◆ **Problem statement**: Write each line word for word, from the line that contains "Extract the structured" through the last line of the material below.
===============
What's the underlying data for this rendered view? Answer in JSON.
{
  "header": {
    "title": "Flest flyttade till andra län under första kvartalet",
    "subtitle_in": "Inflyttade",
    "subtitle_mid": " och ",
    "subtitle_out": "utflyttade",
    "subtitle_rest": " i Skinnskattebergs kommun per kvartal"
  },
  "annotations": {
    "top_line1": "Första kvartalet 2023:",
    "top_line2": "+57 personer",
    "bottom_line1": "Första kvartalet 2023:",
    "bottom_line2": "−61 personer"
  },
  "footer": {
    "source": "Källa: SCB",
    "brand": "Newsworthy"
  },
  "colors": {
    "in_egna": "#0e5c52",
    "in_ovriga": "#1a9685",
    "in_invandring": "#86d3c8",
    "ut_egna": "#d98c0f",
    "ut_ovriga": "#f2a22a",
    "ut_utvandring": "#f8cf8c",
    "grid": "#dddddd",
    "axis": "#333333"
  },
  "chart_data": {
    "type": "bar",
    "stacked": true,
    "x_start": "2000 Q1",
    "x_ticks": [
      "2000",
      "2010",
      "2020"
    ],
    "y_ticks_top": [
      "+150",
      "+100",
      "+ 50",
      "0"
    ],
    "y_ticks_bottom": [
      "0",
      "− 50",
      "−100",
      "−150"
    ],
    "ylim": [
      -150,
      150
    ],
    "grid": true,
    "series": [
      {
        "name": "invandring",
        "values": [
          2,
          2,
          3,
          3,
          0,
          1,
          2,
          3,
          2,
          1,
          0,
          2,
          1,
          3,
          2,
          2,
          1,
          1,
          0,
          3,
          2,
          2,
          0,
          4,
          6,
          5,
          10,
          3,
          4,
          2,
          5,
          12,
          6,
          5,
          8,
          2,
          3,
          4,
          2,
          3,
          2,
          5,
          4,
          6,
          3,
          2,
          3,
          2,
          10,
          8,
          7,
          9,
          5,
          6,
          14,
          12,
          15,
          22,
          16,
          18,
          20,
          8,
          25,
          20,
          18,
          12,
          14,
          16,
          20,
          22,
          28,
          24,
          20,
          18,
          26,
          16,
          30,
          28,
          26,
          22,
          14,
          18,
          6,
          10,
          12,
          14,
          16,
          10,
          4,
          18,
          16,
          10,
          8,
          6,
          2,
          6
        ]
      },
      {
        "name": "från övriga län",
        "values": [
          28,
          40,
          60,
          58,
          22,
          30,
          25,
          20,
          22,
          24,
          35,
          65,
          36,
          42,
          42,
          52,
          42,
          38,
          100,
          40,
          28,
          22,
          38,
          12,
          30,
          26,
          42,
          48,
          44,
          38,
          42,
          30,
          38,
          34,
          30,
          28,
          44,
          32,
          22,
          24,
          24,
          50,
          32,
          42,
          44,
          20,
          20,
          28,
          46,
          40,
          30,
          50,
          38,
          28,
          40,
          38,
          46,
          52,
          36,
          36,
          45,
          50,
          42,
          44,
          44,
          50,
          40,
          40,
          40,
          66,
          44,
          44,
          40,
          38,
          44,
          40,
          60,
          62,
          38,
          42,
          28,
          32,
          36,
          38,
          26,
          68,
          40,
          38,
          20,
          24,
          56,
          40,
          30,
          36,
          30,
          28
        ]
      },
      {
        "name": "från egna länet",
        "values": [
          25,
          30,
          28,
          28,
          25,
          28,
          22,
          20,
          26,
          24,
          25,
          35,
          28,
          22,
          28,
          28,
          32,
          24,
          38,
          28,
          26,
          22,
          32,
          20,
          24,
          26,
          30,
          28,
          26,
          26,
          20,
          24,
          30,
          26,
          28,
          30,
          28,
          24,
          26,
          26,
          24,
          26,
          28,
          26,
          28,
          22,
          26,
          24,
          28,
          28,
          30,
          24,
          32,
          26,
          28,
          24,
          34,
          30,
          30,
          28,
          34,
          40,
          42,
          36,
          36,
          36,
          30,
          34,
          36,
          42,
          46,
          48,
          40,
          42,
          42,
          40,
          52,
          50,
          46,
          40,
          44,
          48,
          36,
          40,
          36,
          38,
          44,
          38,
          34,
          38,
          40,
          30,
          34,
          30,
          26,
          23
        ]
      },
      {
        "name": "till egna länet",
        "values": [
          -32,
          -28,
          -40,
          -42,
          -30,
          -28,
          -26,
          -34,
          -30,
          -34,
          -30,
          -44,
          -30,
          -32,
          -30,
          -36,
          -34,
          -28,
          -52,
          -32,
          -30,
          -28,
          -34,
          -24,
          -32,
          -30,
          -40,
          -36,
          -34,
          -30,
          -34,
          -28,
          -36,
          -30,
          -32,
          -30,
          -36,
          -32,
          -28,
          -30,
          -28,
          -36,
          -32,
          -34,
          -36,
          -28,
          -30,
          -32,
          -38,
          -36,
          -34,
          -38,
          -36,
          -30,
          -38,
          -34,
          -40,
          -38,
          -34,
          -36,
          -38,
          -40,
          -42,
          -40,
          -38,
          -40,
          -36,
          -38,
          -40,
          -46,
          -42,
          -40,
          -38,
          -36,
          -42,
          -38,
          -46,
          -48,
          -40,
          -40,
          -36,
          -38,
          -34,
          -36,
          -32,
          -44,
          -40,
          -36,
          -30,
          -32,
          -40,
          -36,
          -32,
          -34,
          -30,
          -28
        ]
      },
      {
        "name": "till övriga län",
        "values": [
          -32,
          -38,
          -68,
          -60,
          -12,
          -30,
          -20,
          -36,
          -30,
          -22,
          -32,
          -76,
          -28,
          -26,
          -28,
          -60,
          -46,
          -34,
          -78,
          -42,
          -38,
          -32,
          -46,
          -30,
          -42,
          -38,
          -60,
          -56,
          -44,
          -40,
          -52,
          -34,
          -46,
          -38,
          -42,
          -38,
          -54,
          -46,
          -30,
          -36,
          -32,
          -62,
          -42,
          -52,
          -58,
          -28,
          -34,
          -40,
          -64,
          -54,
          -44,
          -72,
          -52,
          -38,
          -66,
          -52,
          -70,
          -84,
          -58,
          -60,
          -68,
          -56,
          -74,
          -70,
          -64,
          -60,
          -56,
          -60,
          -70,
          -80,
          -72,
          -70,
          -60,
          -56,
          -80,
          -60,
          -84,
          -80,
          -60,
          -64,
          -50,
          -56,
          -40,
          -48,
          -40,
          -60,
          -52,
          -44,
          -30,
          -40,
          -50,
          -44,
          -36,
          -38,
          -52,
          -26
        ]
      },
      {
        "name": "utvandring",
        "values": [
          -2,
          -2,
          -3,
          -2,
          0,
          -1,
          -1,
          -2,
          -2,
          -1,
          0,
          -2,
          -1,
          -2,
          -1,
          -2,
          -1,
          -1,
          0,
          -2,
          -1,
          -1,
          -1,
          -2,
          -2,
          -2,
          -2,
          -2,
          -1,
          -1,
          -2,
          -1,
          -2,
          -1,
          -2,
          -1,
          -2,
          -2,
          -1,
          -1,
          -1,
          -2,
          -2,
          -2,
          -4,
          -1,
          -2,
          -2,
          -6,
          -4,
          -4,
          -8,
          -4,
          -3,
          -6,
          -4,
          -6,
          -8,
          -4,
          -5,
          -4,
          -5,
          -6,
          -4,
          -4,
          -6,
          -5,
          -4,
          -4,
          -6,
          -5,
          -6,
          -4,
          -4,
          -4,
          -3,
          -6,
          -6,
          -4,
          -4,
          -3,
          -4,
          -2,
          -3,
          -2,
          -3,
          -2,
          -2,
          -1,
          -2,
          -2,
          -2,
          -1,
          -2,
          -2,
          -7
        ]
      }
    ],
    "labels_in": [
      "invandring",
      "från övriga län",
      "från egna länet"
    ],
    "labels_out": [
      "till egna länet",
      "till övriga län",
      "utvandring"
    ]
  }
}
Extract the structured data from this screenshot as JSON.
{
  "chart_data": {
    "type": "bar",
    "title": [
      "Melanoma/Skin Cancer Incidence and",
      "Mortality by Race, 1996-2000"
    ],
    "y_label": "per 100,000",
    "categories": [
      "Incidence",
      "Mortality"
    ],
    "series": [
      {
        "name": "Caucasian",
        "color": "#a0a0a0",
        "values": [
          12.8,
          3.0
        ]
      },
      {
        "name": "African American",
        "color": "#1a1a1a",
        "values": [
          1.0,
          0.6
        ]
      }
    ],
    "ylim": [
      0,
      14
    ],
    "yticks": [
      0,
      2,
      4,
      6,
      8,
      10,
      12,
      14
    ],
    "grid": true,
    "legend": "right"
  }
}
===============
◆ **Problem solution**:
Extract the structured data from this screenshot as JSON.
{
  "chart_data": {
    "type": "bar",
    "title": [
      "Melanoma/Skin Cancer Incidence and",
      "Mortality by Race, 1996-2000"
    ],
    "y_label": "per 100,000",
    "categories": [
      "Incidence",
      "Mortality"
    ],
    "series": [
      {
        "name": "Caucasian",
        "color": "#a0a0a0",
        "values": [
          12.8,
          3.0
        ]
      },
      {
        "name": "African American",
        "color": "#1a1a1a",
        "values": [
          1.0,
          0.6
        ]
      }
    ],
    "ylim": [
      0,
      14
    ],
    "yticks": [
      0,
      2,
      4,
      6,
      8,
      10,
      12,
      14
    ],
    "grid": true,
    "legend": "right"
  }
}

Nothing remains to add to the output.